** START Input for this task **
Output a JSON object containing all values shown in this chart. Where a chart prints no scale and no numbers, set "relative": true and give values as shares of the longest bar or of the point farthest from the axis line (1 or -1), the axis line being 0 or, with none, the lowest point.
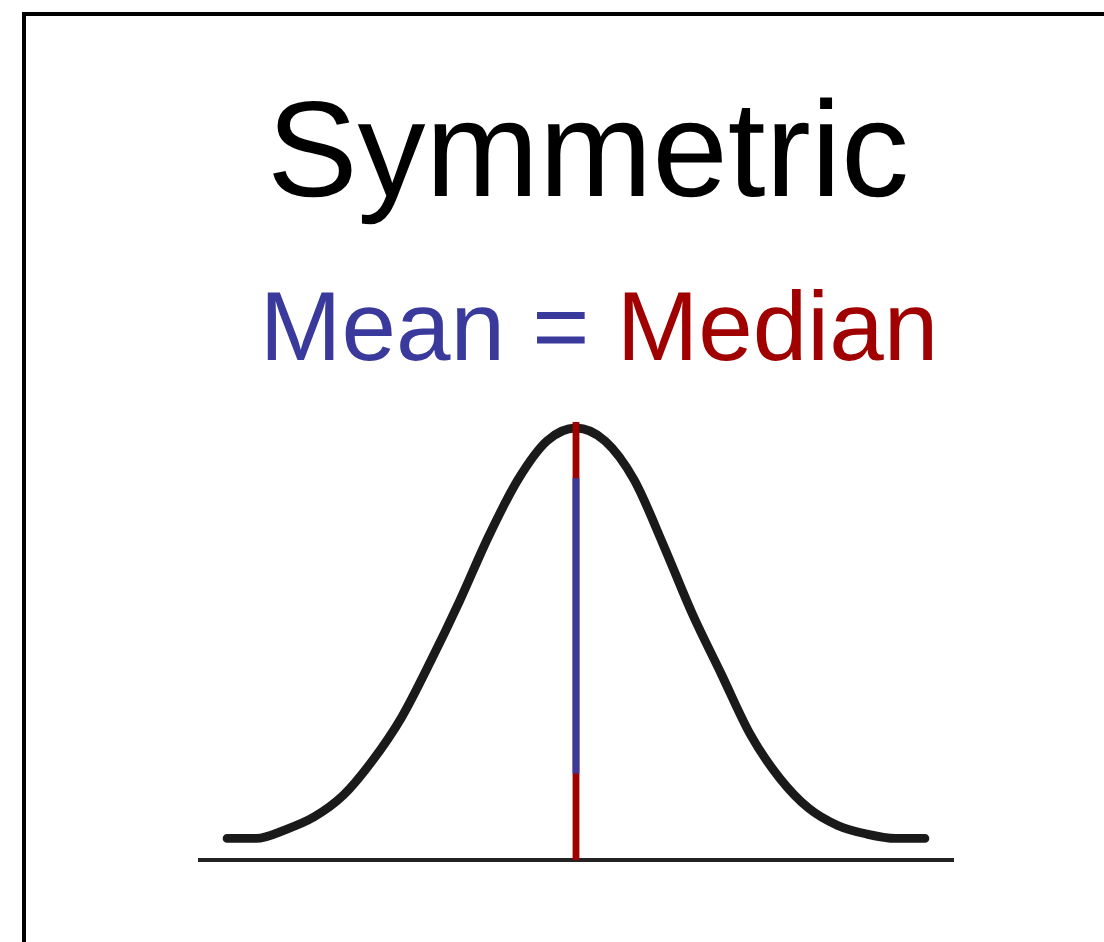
{
  "chart_data": {
    "type": "line",
    "title": "Symmetric",
    "annotations": [
      "="
    ],
    "relative": true,
    "categories": [
      null,
      null,
      null,
      null,
      null,
      null,
      null,
      null,
      null,
      null,
      null,
      null,
      null,
      null,
      null,
      null,
      null,
      null,
      null,
      null,
      null,
      null,
      null,
      null,
      null,
      null,
      null
    ],
    "values": [
      null,
      0.05,
      0.05,
      0.07,
      0.1,
      0.15,
      0.23,
      0.33,
      0.46,
      0.6,
      0.75,
      0.88,
      0.97,
      1,
      0.97,
      0.88,
      0.73,
      0.57,
      0.43,
      0.29,
      0.19,
      0.12,
      0.08,
      0.06,
      0.05,
      0.05,
      null
    ],
    "color": "#1a1a1a",
    "tick_labels": false,
    "line_style": "solid",
    "ref_lines": [
      {
        "axis": "x",
        "label": "Mean",
        "color": "#3a3a9c"
      },
      {
        "axis": "x",
        "label": "Median",
        "color": "#a00000"
      }
    ]
  }
}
** END Input for this task **
Every record above should be written out again without change, except that the pictures are left out.

Solution>
Output a JSON object containing all values shown in this chart. Where a chart prints no scale and no numbers, set "relative": true and give values as shares of the longest bar or of the point farthest from the axis line (1 or -1), the axis line being 0 or, with none, the lowest point.
{
  "chart_data": {
    "type": "line",
    "title": "Symmetric",
    "annotations": [
      "="
    ],
    "relative": true,
    "categories": [
      null,
      null,
      null,
      null,
      null,
      null,
      null,
      null,
      null,
      null,
      null,
      null,
      null,
      null,
      null,
      null,
      null,
      null,
      null,
      null,
      null,
      null,
      null,
      null,
      null,
      null,
      null
    ],
    "values": [
      null,
      0.05,
      0.05,
      0.07,
      0.1,
      0.15,
      0.23,
      0.33,
      0.46,
      0.6,
      0.75,
      0.88,
      0.97,
      1,
      0.97,
      0.88,
      0.73,
      0.57,
      0.43,
      0.29,
      0.19,
      0.12,
      0.08,
      0.06,
      0.05,
      0.05,
      null
    ],
    "color": "#1a1a1a",
    "tick_labels": false,
    "line_style": "solid",
    "ref_lines": [
      {
        "axis": "x",
        "label": "Mean",
        "color": "#3a3a9c"
      },
      {
        "axis": "x",
        "label": "Median",
        "color": "#a00000"
      }
    ]
  }
}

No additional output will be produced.